Aim :: How many lines hold the string "wymagań"? Reply with the number alone.
-- Start of Available records --
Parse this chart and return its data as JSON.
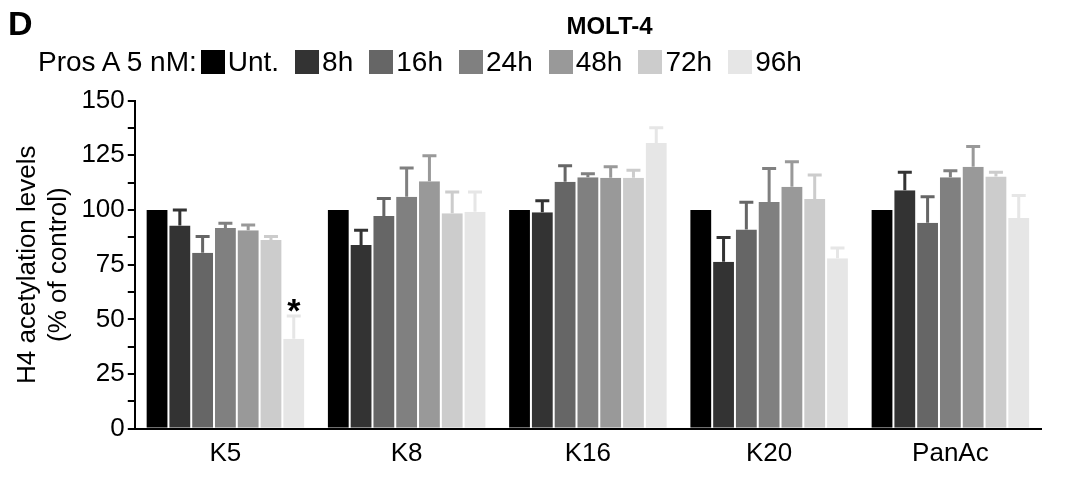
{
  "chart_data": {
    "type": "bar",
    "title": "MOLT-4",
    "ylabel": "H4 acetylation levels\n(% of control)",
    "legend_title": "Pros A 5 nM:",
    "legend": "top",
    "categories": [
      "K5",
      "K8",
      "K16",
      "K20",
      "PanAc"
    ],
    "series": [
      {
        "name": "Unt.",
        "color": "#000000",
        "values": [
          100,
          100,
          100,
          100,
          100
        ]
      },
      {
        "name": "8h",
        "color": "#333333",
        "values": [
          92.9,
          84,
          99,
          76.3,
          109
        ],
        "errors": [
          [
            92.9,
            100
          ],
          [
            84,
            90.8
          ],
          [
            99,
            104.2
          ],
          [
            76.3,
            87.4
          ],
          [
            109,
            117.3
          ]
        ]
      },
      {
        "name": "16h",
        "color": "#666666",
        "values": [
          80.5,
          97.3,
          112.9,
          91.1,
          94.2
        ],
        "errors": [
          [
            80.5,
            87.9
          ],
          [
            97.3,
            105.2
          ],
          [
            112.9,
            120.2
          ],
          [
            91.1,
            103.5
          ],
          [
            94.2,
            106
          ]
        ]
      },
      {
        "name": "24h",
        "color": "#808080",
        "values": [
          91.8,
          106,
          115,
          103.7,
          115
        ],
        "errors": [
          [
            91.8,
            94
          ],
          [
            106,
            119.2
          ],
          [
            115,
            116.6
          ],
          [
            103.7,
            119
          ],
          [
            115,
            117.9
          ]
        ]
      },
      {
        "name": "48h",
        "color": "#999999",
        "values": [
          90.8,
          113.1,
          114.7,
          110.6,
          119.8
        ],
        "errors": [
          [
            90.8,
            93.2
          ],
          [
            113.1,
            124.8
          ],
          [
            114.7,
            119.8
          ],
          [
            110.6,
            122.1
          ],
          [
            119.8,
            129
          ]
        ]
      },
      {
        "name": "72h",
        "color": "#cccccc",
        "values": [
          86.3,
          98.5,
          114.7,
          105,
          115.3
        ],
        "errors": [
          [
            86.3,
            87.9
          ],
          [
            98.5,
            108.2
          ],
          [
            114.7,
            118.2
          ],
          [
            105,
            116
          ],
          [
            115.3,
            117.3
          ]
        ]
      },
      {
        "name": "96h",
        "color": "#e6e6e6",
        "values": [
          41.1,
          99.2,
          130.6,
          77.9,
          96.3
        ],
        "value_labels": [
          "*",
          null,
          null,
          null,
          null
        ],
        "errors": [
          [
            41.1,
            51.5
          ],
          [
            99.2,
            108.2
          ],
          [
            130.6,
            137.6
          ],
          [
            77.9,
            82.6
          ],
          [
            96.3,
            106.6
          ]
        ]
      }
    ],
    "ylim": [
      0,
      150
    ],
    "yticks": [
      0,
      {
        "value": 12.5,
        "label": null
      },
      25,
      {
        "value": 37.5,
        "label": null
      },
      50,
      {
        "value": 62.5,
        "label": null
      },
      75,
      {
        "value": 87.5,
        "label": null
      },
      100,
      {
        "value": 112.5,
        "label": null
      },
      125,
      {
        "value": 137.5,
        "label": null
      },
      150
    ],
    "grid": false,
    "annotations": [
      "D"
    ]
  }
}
-- End of Available records --
-- Start of Available records --
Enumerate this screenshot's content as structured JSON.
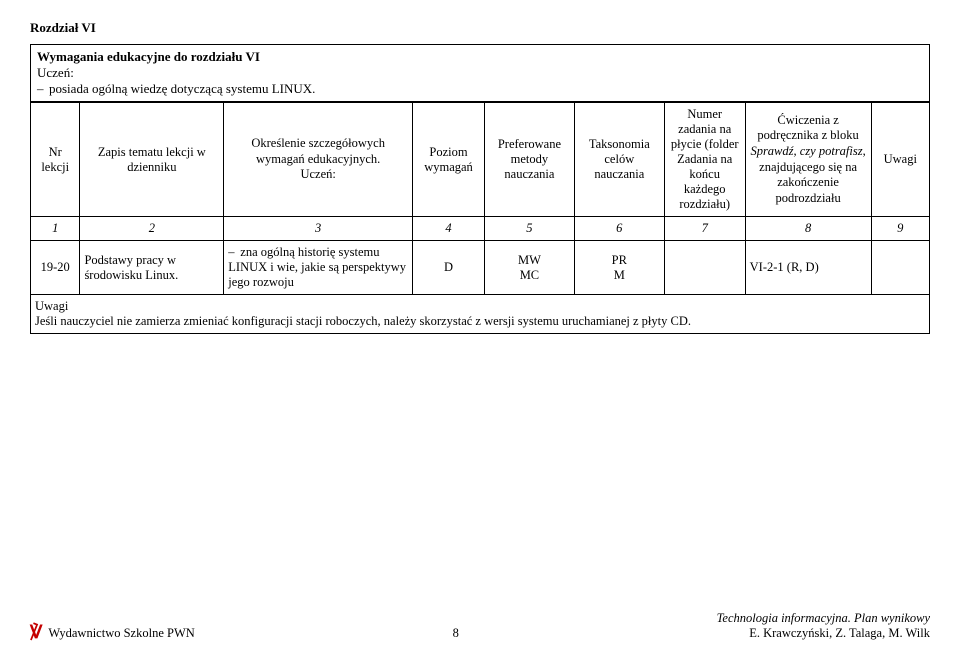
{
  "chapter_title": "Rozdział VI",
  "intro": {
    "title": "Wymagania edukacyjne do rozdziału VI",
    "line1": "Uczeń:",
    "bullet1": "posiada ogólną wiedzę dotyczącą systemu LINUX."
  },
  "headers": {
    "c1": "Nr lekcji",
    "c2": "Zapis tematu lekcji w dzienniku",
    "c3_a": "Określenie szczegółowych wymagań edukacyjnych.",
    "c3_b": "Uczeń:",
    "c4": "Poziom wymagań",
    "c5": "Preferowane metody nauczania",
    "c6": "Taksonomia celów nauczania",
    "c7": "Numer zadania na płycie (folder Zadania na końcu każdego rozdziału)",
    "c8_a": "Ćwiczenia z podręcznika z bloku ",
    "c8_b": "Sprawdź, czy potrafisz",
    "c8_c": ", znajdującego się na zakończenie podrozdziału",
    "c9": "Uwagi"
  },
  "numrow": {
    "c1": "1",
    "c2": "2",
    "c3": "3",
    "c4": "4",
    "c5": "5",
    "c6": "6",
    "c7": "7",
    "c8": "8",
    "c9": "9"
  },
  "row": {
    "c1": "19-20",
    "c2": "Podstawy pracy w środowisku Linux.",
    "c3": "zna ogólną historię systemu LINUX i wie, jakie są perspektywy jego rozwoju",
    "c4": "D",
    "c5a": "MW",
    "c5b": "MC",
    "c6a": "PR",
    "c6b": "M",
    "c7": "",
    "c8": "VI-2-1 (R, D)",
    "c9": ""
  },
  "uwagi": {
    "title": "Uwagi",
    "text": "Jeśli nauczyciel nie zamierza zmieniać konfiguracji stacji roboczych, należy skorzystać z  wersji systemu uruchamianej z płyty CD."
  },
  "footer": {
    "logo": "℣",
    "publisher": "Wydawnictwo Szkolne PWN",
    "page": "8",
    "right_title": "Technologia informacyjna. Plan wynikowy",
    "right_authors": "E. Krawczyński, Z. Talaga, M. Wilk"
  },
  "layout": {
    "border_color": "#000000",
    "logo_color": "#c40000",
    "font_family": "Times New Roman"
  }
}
-- End of Available records --
-- Start of Available records --
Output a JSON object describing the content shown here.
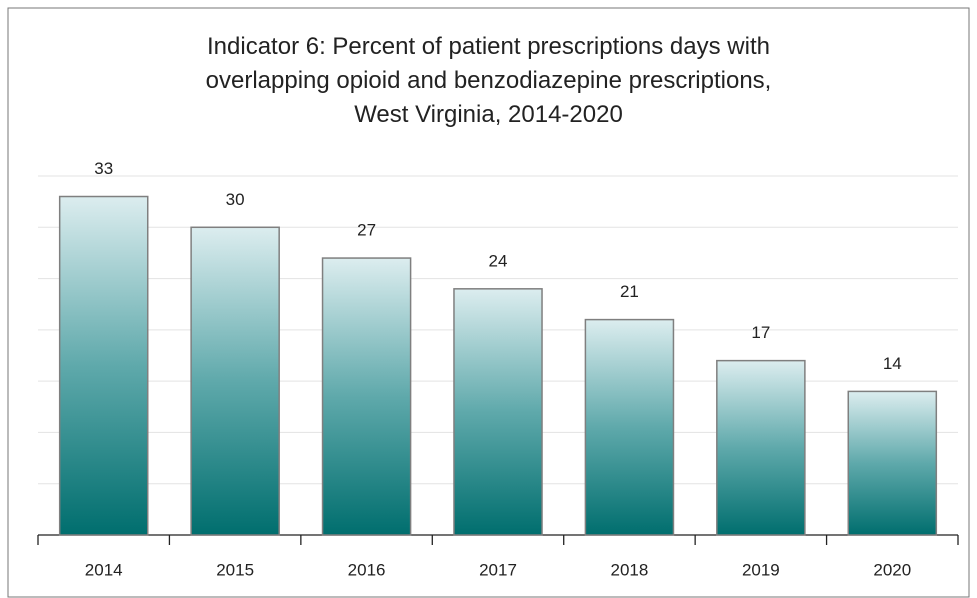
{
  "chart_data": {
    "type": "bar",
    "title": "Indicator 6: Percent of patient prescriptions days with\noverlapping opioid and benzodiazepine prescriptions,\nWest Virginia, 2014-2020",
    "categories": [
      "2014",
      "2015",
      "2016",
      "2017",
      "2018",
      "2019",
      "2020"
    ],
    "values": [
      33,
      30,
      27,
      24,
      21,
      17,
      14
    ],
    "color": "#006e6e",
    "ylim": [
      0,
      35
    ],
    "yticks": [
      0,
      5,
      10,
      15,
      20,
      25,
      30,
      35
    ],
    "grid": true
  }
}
-- End of Available records --
Complete answer :: 2